THE EXERCISE
Please count the lines in the listing below where the word "Objective" appears. Give the number only.

(Figure dataset records)

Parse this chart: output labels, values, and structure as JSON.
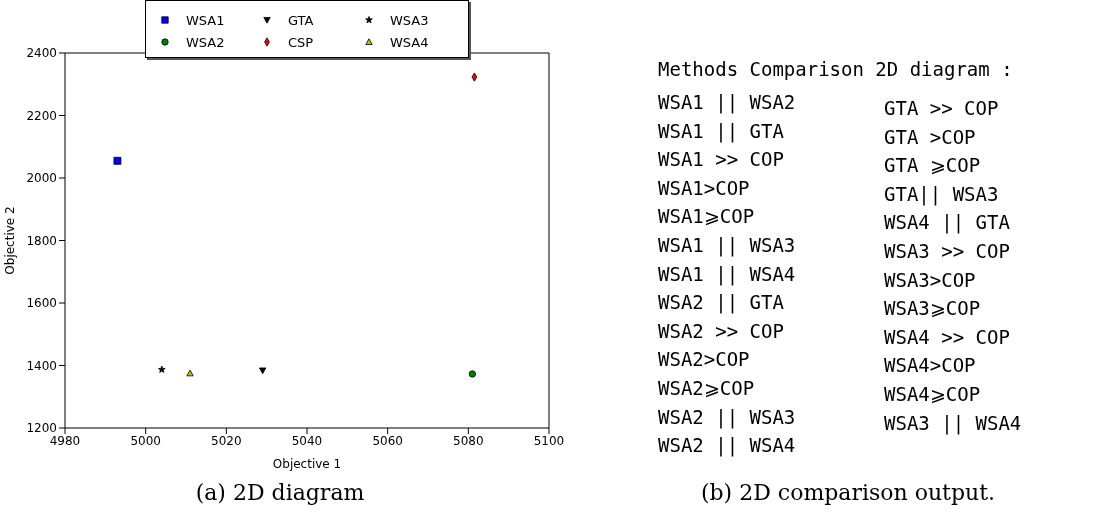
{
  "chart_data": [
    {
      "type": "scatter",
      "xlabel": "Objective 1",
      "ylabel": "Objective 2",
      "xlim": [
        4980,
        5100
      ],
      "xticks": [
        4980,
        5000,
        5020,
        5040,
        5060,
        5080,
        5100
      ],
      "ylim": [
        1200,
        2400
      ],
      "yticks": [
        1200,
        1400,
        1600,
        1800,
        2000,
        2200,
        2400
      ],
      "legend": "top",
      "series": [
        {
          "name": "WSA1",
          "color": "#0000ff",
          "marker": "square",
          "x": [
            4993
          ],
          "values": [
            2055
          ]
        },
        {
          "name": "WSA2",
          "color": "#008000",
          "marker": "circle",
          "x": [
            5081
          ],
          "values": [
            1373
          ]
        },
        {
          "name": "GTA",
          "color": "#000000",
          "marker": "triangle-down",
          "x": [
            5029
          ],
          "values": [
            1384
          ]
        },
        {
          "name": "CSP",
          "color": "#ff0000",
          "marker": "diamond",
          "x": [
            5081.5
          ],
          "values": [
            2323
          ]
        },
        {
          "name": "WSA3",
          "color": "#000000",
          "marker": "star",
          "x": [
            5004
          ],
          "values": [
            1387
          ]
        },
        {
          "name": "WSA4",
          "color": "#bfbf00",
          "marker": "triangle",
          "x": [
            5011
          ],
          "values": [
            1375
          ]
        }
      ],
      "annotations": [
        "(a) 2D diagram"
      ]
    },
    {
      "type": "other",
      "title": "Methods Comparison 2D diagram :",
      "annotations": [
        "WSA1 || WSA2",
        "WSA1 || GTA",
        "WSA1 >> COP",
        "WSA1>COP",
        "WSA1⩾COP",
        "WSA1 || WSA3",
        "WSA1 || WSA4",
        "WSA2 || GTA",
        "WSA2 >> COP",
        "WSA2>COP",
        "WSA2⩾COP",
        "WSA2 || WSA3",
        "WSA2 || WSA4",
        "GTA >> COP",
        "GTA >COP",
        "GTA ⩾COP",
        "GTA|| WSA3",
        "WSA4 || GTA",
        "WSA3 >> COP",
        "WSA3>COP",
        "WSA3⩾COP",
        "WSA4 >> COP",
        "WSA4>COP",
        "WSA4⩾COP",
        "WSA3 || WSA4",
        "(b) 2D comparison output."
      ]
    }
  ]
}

--

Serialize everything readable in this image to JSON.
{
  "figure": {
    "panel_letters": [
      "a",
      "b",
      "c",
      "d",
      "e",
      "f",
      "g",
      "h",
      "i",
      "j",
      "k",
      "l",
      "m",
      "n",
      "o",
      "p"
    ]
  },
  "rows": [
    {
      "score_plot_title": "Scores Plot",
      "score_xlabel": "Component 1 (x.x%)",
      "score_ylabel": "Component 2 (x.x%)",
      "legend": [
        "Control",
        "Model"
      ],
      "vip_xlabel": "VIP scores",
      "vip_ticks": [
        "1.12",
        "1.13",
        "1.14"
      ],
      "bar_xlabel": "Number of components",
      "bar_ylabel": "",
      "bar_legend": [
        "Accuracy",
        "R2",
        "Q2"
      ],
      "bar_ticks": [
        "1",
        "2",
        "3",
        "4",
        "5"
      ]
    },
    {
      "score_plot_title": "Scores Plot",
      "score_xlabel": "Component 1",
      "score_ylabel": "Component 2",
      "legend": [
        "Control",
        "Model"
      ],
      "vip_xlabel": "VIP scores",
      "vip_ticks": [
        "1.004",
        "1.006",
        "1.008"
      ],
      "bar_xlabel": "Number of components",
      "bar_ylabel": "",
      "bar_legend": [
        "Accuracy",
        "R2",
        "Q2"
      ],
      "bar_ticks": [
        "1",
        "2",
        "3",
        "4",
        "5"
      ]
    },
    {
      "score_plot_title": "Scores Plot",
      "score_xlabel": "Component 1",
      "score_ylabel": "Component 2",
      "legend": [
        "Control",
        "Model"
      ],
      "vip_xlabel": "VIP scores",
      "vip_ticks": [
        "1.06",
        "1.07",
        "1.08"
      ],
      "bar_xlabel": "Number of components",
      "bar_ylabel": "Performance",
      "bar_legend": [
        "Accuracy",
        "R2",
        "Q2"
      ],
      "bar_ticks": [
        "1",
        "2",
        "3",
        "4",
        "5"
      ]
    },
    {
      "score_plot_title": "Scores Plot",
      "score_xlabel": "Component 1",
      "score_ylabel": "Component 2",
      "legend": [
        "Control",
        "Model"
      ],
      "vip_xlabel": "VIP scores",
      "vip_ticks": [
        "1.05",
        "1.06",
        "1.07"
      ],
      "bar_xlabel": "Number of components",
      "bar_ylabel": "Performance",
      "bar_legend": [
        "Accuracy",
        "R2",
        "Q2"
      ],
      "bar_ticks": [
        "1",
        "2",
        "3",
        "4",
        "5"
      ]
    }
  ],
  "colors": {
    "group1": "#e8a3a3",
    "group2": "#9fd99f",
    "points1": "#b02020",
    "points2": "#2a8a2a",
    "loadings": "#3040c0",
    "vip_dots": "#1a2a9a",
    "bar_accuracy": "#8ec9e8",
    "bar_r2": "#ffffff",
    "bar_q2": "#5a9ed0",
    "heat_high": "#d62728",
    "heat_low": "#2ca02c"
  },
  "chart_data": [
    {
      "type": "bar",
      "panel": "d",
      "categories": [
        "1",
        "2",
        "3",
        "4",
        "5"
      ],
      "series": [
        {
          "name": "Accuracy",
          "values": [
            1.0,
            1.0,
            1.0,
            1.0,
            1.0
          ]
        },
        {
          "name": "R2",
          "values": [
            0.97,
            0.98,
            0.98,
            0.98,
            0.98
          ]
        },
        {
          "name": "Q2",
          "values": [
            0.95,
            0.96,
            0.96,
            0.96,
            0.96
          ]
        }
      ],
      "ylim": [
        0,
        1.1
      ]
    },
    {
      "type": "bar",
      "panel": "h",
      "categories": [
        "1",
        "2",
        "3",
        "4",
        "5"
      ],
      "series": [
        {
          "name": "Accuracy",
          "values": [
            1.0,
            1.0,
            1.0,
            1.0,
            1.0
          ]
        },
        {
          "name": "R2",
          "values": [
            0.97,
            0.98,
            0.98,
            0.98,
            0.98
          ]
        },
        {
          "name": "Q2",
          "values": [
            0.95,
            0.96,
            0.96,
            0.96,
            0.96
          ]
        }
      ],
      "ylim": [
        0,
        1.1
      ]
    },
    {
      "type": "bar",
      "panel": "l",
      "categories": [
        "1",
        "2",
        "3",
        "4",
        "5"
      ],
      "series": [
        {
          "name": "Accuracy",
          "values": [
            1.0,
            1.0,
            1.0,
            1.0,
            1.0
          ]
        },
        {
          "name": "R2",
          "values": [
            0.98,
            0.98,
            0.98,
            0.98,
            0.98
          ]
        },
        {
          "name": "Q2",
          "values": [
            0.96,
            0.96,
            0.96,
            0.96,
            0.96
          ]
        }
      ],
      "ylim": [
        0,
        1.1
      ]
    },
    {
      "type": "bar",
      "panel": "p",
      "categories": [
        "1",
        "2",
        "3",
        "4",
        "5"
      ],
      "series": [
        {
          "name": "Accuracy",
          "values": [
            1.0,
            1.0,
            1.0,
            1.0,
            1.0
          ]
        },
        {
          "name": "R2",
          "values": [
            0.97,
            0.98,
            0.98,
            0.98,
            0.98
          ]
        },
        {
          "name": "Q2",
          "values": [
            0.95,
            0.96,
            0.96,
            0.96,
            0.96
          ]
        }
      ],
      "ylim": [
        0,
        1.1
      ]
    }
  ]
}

* * *

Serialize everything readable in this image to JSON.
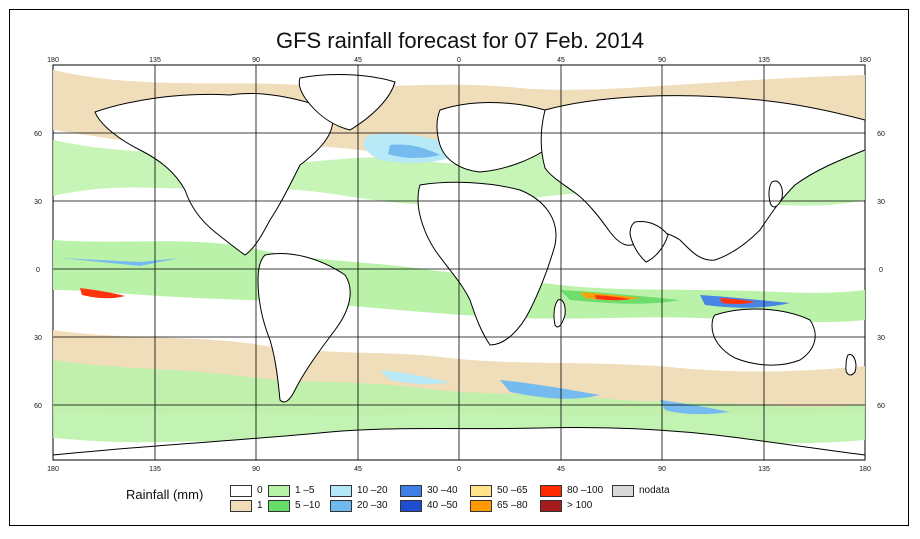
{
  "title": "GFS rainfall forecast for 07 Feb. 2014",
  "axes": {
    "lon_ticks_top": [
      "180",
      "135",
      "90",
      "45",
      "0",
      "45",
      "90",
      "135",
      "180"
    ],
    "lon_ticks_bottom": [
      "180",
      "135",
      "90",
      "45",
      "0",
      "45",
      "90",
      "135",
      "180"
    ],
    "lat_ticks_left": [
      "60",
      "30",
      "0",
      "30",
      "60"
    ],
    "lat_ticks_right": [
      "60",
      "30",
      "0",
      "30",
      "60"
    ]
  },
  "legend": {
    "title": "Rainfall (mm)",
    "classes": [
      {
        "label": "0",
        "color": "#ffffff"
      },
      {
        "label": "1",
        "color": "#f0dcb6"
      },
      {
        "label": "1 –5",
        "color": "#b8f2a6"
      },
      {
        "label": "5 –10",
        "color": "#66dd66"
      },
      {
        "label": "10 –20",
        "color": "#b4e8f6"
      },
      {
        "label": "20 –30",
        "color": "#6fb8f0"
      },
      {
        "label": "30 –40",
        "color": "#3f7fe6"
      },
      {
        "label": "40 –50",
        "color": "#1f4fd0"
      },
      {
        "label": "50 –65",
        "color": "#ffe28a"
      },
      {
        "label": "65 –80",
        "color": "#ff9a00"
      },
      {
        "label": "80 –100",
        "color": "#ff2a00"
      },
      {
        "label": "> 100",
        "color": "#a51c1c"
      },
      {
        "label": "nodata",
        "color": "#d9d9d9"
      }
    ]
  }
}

RESPONSE
2